Task to carry out: Present the data once more in exactly its original form.

(Extracts from a graphics dataset)
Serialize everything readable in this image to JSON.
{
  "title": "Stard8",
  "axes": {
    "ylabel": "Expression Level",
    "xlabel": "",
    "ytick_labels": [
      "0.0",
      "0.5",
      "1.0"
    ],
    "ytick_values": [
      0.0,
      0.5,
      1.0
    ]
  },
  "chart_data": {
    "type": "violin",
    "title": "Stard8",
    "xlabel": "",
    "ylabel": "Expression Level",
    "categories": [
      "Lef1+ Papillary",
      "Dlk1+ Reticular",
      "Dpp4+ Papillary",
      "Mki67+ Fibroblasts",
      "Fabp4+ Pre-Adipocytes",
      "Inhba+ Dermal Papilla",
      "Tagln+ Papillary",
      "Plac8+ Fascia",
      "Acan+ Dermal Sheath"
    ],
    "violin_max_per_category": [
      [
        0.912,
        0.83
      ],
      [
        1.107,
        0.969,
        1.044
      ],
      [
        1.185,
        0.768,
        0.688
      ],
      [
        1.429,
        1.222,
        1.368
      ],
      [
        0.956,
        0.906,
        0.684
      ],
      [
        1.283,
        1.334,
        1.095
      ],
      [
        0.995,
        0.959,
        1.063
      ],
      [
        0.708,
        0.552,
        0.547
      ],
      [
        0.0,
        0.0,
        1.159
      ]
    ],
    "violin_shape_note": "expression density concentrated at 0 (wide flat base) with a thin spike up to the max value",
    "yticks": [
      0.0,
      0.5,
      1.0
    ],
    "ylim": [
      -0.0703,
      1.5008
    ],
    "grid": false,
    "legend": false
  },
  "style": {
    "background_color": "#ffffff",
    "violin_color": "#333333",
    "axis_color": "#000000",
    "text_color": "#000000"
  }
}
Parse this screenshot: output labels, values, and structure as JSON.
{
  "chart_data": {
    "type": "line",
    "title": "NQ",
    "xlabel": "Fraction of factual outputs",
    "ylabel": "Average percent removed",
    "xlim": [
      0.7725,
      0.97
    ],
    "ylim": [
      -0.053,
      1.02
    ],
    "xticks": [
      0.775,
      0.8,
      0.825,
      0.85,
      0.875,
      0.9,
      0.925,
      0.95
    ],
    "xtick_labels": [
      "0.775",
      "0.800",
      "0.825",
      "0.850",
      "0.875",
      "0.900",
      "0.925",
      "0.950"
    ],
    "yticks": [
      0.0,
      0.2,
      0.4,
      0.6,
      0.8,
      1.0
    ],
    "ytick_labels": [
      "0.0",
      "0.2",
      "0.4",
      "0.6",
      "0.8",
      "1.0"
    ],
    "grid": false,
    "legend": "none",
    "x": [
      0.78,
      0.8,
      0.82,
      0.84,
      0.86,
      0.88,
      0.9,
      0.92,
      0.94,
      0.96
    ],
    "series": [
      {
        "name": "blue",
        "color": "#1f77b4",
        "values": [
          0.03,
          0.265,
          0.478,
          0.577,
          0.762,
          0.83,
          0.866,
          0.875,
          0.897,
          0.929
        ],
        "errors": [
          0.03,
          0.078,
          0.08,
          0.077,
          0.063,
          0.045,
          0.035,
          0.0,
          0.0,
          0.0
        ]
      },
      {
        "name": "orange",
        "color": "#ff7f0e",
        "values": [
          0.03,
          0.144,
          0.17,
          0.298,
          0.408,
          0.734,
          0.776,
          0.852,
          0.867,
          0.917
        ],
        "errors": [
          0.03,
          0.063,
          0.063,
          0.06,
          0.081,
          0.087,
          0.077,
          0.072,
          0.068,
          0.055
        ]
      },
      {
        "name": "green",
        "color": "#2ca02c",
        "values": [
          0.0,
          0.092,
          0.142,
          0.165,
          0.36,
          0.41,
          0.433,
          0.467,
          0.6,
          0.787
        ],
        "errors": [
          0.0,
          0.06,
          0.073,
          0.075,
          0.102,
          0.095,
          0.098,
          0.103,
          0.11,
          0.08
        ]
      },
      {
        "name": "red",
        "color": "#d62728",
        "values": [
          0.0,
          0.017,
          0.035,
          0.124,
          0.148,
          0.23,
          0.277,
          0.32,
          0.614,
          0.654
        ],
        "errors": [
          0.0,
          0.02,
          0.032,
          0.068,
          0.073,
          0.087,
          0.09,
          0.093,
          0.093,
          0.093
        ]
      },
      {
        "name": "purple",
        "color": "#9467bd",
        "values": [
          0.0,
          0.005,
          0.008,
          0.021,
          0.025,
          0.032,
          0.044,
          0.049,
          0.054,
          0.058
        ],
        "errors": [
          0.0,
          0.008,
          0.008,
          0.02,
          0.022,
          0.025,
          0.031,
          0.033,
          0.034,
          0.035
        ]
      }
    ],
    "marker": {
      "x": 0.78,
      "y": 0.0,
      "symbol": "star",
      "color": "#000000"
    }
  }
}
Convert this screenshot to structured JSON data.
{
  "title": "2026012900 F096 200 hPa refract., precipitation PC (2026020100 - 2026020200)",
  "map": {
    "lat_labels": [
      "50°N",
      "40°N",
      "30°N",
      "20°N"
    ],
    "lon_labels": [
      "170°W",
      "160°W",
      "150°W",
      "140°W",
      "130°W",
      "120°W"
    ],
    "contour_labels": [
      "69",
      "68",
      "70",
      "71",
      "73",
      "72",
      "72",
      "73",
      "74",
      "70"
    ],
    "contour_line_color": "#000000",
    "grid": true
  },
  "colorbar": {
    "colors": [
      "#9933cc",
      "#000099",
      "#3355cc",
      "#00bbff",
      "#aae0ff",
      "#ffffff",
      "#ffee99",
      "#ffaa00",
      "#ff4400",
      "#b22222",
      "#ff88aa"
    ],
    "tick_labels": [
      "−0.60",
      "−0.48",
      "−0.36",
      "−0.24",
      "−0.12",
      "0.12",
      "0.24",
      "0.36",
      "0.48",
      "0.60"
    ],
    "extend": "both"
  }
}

Response:
Serialize everything readable in this image to JSON.
{
  "title": "Stard8",
  "axes": {
    "ylabel": "Expression Level",
    "xlabel": "",
    "ytick_labels": [
      "0.0",
      "0.5",
      "1.0"
    ],
    "ytick_values": [
      0.0,
      0.5,
      1.0
    ]
  },
  "chart_data": {
    "type": "violin",
    "title": "Stard8",
    "xlabel": "",
    "ylabel": "Expression Level",
    "categories": [
      "Lef1+ Papillary",
      "Dlk1+ Reticular",
      "Dpp4+ Papillary",
      "Mki67+ Fibroblasts",
      "Fabp4+ Pre-Adipocytes",
      "Inhba+ Dermal Papilla",
      "Tagln+ Papillary",
      "Plac8+ Fascia",
      "Acan+ Dermal Sheath"
    ],
    "violin_max_per_category": [
      [
        0.912,
        0.83
      ],
      [
        1.107,
        0.969,
        1.044
      ],
      [
        1.185,
        0.768,
        0.688
      ],
      [
        1.429,
        1.222,
        1.368
      ],
      [
        0.956,
        0.906,
        0.684
      ],
      [
        1.283,
        1.334,
        1.095
      ],
      [
        0.995,
        0.959,
        1.063
      ],
      [
        0.708,
        0.552,
        0.547
      ],
      [
        0.0,
        0.0,
        1.159
      ]
    ],
    "violin_shape_note": "expression density concentrated at 0 (wide flat base) with a thin spike up to the max value",
    "yticks": [
      0.0,
      0.5,
      1.0
    ],
    "ylim": [
      -0.0703,
      1.5008
    ],
    "grid": false,
    "legend": false
  },
  "style": {
    "background_color": "#ffffff",
    "violin_color": "#333333",
    "axis_color": "#000000",
    "text_color": "#000000"
  }
}
Parse this screenshot: output labels, values, and structure as JSON.
{
  "chart_data": {
    "type": "line",
    "title": "NQ",
    "xlabel": "Fraction of factual outputs",
    "ylabel": "Average percent removed",
    "xlim": [
      0.7725,
      0.97
    ],
    "ylim": [
      -0.053,
      1.02
    ],
    "xticks": [
      0.775,
      0.8,
      0.825,
      0.85,
      0.875,
      0.9,
      0.925,
      0.95
    ],
    "xtick_labels": [
      "0.775",
      "0.800",
      "0.825",
      "0.850",
      "0.875",
      "0.900",
      "0.925",
      "0.950"
    ],
    "yticks": [
      0.0,
      0.2,
      0.4,
      0.6,
      0.8,
      1.0
    ],
    "ytick_labels": [
      "0.0",
      "0.2",
      "0.4",
      "0.6",
      "0.8",
      "1.0"
    ],
    "grid": false,
    "legend": "none",
    "x": [
      0.78,
      0.8,
      0.82,
      0.84,
      0.86,
      0.88,
      0.9,
      0.92,
      0.94,
      0.96
    ],
    "series": [
      {
        "name": "blue",
        "color": "#1f77b4",
        "values": [
          0.03,
          0.265,
          0.478,
          0.577,
          0.762,
          0.83,
          0.866,
          0.875,
          0.897,
          0.929
        ],
        "errors": [
          0.03,
          0.078,
          0.08,
          0.077,
          0.063,
          0.045,
          0.035,
          0.0,
          0.0,
          0.0
        ]
      },
      {
        "name": "orange",
        "color": "#ff7f0e",
        "values": [
          0.03,
          0.144,
          0.17,
          0.298,
          0.408,
          0.734,
          0.776,
          0.852,
          0.867,
          0.917
        ],
        "errors": [
          0.03,
          0.063,
          0.063,
          0.06,
          0.081,
          0.087,
          0.077,
          0.072,
          0.068,
          0.055
        ]
      },
      {
        "name": "green",
        "color": "#2ca02c",
        "values": [
          0.0,
          0.092,
          0.142,
          0.165,
          0.36,
          0.41,
          0.433,
          0.467,
          0.6,
          0.787
        ],
        "errors": [
          0.0,
          0.06,
          0.073,
          0.075,
          0.102,
          0.095,
          0.098,
          0.103,
          0.11,
          0.08
        ]
      },
      {
        "name": "red",
        "color": "#d62728",
        "values": [
          0.0,
          0.017,
          0.035,
          0.124,
          0.148,
          0.23,
          0.277,
          0.32,
          0.614,
          0.654
        ],
        "errors": [
          0.0,
          0.02,
          0.032,
          0.068,
          0.073,
          0.087,
          0.09,
          0.093,
          0.093,
          0.093
        ]
      },
      {
        "name": "purple",
        "color": "#9467bd",
        "values": [
          0.0,
          0.005,
          0.008,
          0.021,
          0.025,
          0.032,
          0.044,
          0.049,
          0.054,
          0.058
        ],
        "errors": [
          0.0,
          0.008,
          0.008,
          0.02,
          0.022,
          0.025,
          0.031,
          0.033,
          0.034,
          0.035
        ]
      }
    ],
    "marker": {
      "x": 0.78,
      "y": 0.0,
      "symbol": "star",
      "color": "#000000"
    }
  }
}
Convert this screenshot to structured JSON data.
{
  "title": "2026012900 F096 200 hPa refract., precipitation PC (2026020100 - 2026020200)",
  "map": {
    "lat_labels": [
      "50°N",
      "40°N",
      "30°N",
      "20°N"
    ],
    "lon_labels": [
      "170°W",
      "160°W",
      "150°W",
      "140°W",
      "130°W",
      "120°W"
    ],
    "contour_labels": [
      "69",
      "68",
      "70",
      "71",
      "73",
      "72",
      "72",
      "73",
      "74",
      "70"
    ],
    "contour_line_color": "#000000",
    "grid": true
  },
  "colorbar": {
    "colors": [
      "#9933cc",
      "#000099",
      "#3355cc",
      "#00bbff",
      "#aae0ff",
      "#ffffff",
      "#ffee99",
      "#ffaa00",
      "#ff4400",
      "#b22222",
      "#ff88aa"
    ],
    "tick_labels": [
      "−0.60",
      "−0.48",
      "−0.36",
      "−0.24",
      "−0.12",
      "0.12",
      "0.24",
      "0.36",
      "0.48",
      "0.60"
    ],
    "extend": "both"
  }
}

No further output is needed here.